Transcribe every entry word for word. Skip the pictures.

(Collected data entries)
- - -

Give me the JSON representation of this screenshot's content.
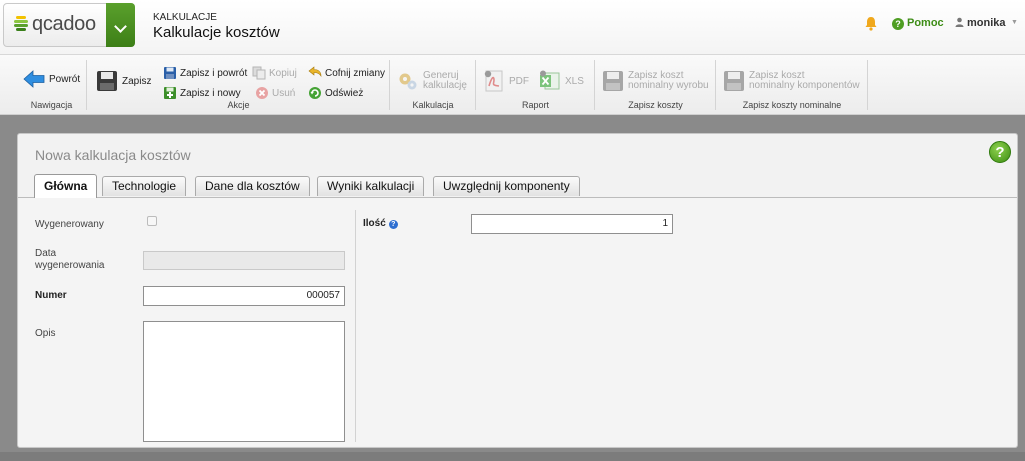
{
  "app": {
    "logo_text": "qcadoo",
    "breadcrumb_small": "KALKULACJE",
    "breadcrumb_title": "Kalkulacje kosztów",
    "help_label": "Pomoc",
    "user_name": "monika"
  },
  "ribbon": {
    "groups": {
      "navigation": "Nawigacja",
      "actions": "Akcje",
      "calculation": "Kalkulacja",
      "report": "Raport",
      "save_costs": "Zapisz koszty",
      "save_nominal_costs": "Zapisz koszty nominalne"
    },
    "back": "Powrót",
    "save": "Zapisz",
    "save_back": "Zapisz i powrót",
    "save_new": "Zapisz i nowy",
    "copy": "Kopiuj",
    "delete": "Usuń",
    "undo": "Cofnij zmiany",
    "refresh": "Odśwież",
    "generate_l1": "Generuj",
    "generate_l2": "kalkulację",
    "pdf": "PDF",
    "xls": "XLS",
    "save_product_cost_l1": "Zapisz koszt",
    "save_product_cost_l2": "nominalny wyrobu",
    "save_components_cost_l1": "Zapisz koszt",
    "save_components_cost_l2": "nominalny komponentów"
  },
  "form": {
    "title": "Nowa kalkulacja kosztów",
    "tabs": [
      "Główna",
      "Technologie",
      "Dane dla kosztów",
      "Wyniki kalkulacji",
      "Uwzględnij komponenty"
    ],
    "generated_label": "Wygenerowany",
    "generation_date_label_l1": "Data",
    "generation_date_label_l2": "wygenerowania",
    "generation_date_value": "",
    "number_label": "Numer",
    "number_value": "000057",
    "description_label": "Opis",
    "description_value": "",
    "quantity_label": "Ilość",
    "quantity_value": "1"
  },
  "colors": {
    "brand_green": "#4f9e23",
    "bell": "#f0a81c",
    "info_blue": "#2e6fd1"
  }
}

- - -

## THE OUTPUT
Give me the JSON representation of this screenshot's content.
{
  "app": {
    "logo_text": "qcadoo",
    "breadcrumb_small": "KALKULACJE",
    "breadcrumb_title": "Kalkulacje kosztów",
    "help_label": "Pomoc",
    "user_name": "monika"
  },
  "ribbon": {
    "groups": {
      "navigation": "Nawigacja",
      "actions": "Akcje",
      "calculation": "Kalkulacja",
      "report": "Raport",
      "save_costs": "Zapisz koszty",
      "save_nominal_costs": "Zapisz koszty nominalne"
    },
    "back": "Powrót",
    "save": "Zapisz",
    "save_back": "Zapisz i powrót",
    "save_new": "Zapisz i nowy",
    "copy": "Kopiuj",
    "delete": "Usuń",
    "undo": "Cofnij zmiany",
    "refresh": "Odśwież",
    "generate_l1": "Generuj",
    "generate_l2": "kalkulację",
    "pdf": "PDF",
    "xls": "XLS",
    "save_product_cost_l1": "Zapisz koszt",
    "save_product_cost_l2": "nominalny wyrobu",
    "save_components_cost_l1": "Zapisz koszt",
    "save_components_cost_l2": "nominalny komponentów"
  },
  "form": {
    "title": "Nowa kalkulacja kosztów",
    "tabs": [
      "Główna",
      "Technologie",
      "Dane dla kosztów",
      "Wyniki kalkulacji",
      "Uwzględnij komponenty"
    ],
    "generated_label": "Wygenerowany",
    "generation_date_label_l1": "Data",
    "generation_date_label_l2": "wygenerowania",
    "generation_date_value": "",
    "number_label": "Numer",
    "number_value": "000057",
    "description_label": "Opis",
    "description_value": "",
    "quantity_label": "Ilość",
    "quantity_value": "1"
  },
  "colors": {
    "brand_green": "#4f9e23",
    "bell": "#f0a81c",
    "info_blue": "#2e6fd1"
  }
}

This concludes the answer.